> **WRITTEN TASK**:
Reproduce the thar hunting report below word for word, from the first line through the last.

We arrived early Monday to our camp covered in snow and had a heap more coming. It was to be a cold few days scrub.
In the 3 days hunting, we seen far too many thar :Wtfsmilie:  Several bulls competing over fewer nannies at one time. They were fighting and brooming which in my opinion does not help trophy potential. KiwiJames managed to get 2 good bulls with one old fella that was 13 yrs old. My other cobber got a nice 13 and a bit inch bull.
I only scared the shit out of an 820yrd rock for a laugh. I only seen one bull that I would have taken but it was inaccessable. The focus was to find one for KJ and he did well for his first go.
Not much of a report but I am still thawing out and have to get KiwiJames back to CHCH for his flight home to some cushy NI hunting. :Grin: 

KJ wondering what he got himself into After setting up camp this young bull come down to laugh at us
The only view allowed of me because of possible night terrors for anyone seeing the front    A few other pics, enjoy.

----------


## Tahr

Beautiful pics. My turn next week.

Well done chaps.

> **INFORMATION PROVIDED**:
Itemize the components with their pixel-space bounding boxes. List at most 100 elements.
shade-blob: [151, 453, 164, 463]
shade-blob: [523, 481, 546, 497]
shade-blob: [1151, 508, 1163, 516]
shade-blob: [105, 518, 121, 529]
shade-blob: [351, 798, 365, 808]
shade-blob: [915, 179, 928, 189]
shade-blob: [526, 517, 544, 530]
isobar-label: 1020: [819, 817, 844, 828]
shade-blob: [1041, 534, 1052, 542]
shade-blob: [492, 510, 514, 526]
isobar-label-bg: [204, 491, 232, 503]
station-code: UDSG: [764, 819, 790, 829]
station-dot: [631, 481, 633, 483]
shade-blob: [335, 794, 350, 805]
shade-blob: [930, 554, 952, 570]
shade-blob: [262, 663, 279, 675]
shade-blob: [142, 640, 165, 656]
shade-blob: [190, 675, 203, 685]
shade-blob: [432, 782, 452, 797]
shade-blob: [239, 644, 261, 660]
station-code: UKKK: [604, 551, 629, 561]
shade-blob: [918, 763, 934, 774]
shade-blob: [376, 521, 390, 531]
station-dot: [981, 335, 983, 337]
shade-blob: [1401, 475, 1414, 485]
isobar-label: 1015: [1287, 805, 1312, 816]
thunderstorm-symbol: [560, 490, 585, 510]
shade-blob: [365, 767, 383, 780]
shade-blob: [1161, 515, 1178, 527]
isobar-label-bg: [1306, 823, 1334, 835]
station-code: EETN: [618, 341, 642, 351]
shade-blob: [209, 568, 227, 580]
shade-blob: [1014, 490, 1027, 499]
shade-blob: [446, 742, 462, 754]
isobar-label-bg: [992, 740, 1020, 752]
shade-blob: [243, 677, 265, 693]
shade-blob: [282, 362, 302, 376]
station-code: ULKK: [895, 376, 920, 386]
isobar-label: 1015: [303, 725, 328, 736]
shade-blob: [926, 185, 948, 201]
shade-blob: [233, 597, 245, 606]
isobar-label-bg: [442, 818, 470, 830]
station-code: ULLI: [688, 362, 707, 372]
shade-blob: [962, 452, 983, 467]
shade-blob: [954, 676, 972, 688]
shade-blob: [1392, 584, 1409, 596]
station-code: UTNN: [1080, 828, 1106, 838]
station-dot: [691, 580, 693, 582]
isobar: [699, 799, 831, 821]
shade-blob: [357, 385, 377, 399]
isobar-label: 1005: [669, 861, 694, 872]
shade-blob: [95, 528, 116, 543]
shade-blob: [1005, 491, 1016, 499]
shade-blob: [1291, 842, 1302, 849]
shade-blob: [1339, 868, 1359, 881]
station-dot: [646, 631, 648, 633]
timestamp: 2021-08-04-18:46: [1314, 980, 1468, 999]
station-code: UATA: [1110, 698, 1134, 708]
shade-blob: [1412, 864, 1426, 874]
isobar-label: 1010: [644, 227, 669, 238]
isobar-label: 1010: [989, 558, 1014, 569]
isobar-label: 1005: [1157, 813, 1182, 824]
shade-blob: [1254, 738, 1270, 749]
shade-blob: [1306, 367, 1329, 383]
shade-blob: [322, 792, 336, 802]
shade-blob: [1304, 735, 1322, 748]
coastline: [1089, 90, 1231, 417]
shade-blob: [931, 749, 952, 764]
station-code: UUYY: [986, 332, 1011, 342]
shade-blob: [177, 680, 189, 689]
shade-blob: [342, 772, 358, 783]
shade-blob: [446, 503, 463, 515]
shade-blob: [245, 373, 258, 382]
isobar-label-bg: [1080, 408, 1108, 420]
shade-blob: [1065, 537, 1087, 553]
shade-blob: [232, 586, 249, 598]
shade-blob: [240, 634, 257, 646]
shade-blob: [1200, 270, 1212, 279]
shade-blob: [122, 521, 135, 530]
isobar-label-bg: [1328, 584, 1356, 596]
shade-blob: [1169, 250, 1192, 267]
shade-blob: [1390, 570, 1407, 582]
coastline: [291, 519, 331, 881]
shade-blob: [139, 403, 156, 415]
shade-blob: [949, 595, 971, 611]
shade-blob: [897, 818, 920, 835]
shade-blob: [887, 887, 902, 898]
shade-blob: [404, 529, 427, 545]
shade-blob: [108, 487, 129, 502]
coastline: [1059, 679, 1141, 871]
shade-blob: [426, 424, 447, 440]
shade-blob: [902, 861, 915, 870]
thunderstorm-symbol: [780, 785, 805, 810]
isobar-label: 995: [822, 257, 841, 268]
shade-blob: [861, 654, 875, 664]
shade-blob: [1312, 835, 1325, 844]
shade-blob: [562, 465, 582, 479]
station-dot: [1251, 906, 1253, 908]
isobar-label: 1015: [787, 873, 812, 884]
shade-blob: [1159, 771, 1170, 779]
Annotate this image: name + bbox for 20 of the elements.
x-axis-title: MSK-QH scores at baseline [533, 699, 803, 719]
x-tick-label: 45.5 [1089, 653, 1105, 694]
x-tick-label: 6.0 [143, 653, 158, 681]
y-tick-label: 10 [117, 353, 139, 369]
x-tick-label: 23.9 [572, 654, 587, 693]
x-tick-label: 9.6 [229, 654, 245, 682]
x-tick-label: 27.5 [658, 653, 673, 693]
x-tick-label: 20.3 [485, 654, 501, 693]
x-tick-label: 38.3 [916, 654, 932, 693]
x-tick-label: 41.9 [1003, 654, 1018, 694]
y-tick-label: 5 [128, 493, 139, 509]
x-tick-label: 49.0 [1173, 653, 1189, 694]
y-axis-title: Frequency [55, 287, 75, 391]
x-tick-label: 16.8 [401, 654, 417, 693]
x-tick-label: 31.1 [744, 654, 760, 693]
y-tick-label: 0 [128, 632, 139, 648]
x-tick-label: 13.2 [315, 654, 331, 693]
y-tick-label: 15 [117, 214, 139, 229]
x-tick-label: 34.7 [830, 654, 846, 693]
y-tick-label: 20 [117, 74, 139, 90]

> **WRITTEN SOLUTION**:
We arrived early Monday to our camp covered in snow and had a heap more coming. It was to be a cold few days scrub.
In the 3 days hunting, we seen far too many thar :Wtfsmilie:  Several bulls competing over fewer nannies at one time. They were fighting and brooming which in my opinion does not help trophy potential. KiwiJames managed to get 2 good bulls with one old fella that was 13 yrs old. My other cobber got a nice 13 and a bit inch bull.
I only scared the shit out of an 820yrd rock for a laugh. I only seen one bull that I would have taken but it was inaccessable. The focus was to find one for KJ and he did well for his first go.
Not much of a report but I am still thawing out and have to get KiwiJames back to CHCH for his flight home to some cushy NI hunting. :Grin: 

KJ wondering what he got himself into After setting up camp this young bull come down to laugh at us
The only view allowed of me because of possible night terrors for anyone seeing the front    A few other pics, enjoy.

----------


## Tahr

Beautiful pics. My turn next week.

Well done chaps.